• **Short exercise**: Copy the data verbatim from the line containing "406, 361, 418]" through the line containing "391, 94, 393]", including both of those lines.

• **Data section**:
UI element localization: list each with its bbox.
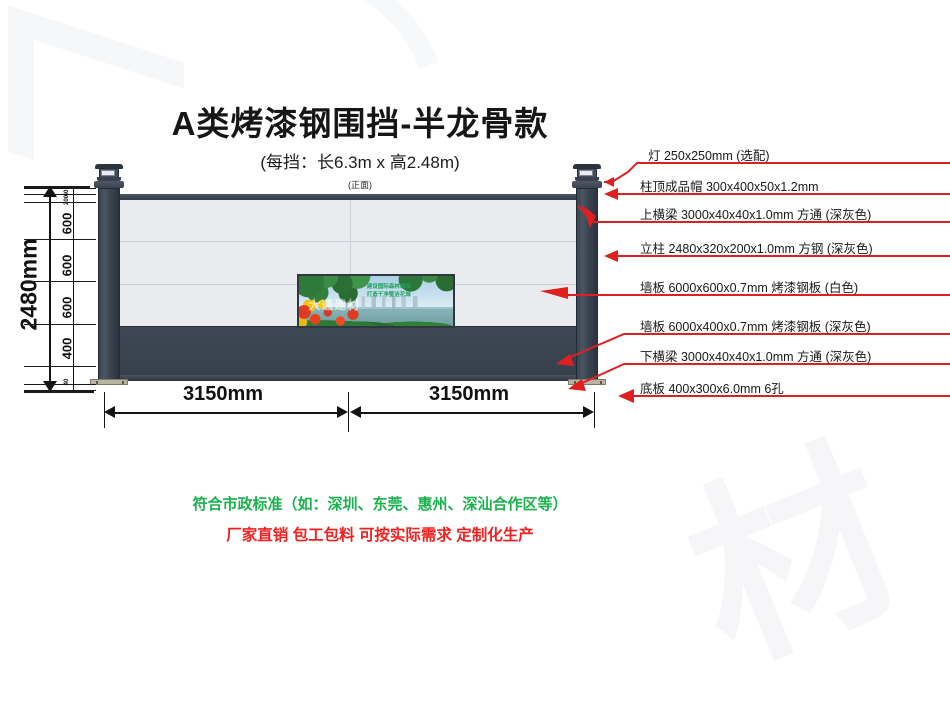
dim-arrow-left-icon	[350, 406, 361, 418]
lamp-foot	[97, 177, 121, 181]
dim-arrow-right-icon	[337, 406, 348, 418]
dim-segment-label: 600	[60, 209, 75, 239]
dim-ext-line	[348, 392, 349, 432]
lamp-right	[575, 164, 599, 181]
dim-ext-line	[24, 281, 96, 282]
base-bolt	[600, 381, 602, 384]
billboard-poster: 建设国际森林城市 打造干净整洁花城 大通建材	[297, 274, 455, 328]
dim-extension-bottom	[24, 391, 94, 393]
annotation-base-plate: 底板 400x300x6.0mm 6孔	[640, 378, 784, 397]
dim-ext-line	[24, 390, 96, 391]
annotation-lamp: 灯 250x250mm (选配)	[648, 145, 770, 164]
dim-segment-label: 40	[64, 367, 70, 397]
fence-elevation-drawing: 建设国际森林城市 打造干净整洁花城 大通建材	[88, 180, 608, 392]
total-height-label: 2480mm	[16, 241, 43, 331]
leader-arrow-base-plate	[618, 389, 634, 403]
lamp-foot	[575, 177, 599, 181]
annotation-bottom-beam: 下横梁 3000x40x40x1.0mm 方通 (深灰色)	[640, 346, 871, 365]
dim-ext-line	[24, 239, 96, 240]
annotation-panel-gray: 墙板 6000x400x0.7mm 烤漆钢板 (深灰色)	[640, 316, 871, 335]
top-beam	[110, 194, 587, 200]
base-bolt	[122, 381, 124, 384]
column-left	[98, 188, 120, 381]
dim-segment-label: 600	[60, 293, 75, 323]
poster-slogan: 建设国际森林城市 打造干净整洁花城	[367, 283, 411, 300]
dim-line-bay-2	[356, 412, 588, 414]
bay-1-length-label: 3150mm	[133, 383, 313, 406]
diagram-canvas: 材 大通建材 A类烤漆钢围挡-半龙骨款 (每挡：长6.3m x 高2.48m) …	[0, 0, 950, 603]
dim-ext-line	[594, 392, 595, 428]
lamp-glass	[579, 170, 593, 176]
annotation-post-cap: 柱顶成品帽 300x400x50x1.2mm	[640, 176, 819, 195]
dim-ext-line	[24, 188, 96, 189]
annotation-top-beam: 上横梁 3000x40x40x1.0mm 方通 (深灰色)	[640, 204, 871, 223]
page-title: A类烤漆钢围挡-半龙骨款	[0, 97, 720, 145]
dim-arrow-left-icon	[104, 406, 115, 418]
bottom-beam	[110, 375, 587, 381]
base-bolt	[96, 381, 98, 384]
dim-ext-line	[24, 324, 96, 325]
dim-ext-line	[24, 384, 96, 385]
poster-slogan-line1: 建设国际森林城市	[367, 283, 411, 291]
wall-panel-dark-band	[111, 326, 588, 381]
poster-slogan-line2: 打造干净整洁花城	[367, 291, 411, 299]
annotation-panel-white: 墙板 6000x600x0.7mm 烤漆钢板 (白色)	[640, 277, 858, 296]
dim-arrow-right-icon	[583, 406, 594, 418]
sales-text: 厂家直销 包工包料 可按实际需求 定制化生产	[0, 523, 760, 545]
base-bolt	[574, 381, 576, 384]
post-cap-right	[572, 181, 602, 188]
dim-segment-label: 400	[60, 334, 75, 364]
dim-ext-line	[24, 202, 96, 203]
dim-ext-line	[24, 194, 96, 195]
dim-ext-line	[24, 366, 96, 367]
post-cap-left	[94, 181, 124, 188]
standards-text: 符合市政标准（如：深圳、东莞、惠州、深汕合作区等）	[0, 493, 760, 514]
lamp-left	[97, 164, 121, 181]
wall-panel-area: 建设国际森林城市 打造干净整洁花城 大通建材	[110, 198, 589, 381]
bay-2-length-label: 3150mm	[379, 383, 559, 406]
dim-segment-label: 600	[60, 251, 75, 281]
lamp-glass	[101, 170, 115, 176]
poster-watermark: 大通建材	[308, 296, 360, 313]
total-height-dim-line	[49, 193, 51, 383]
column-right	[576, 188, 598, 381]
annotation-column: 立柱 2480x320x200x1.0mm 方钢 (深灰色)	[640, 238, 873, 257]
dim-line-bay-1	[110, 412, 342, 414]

• **Complete output**:
dim-arrow-left-icon	[350, 406, 361, 418]
lamp-foot	[97, 177, 121, 181]
dim-arrow-right-icon	[337, 406, 348, 418]
dim-segment-label: 600	[60, 209, 75, 239]
dim-ext-line	[348, 392, 349, 432]
lamp-right	[575, 164, 599, 181]
dim-ext-line	[24, 281, 96, 282]
base-bolt	[600, 381, 602, 384]
billboard-poster: 建设国际森林城市 打造干净整洁花城 大通建材	[297, 274, 455, 328]
dim-extension-bottom	[24, 391, 94, 393]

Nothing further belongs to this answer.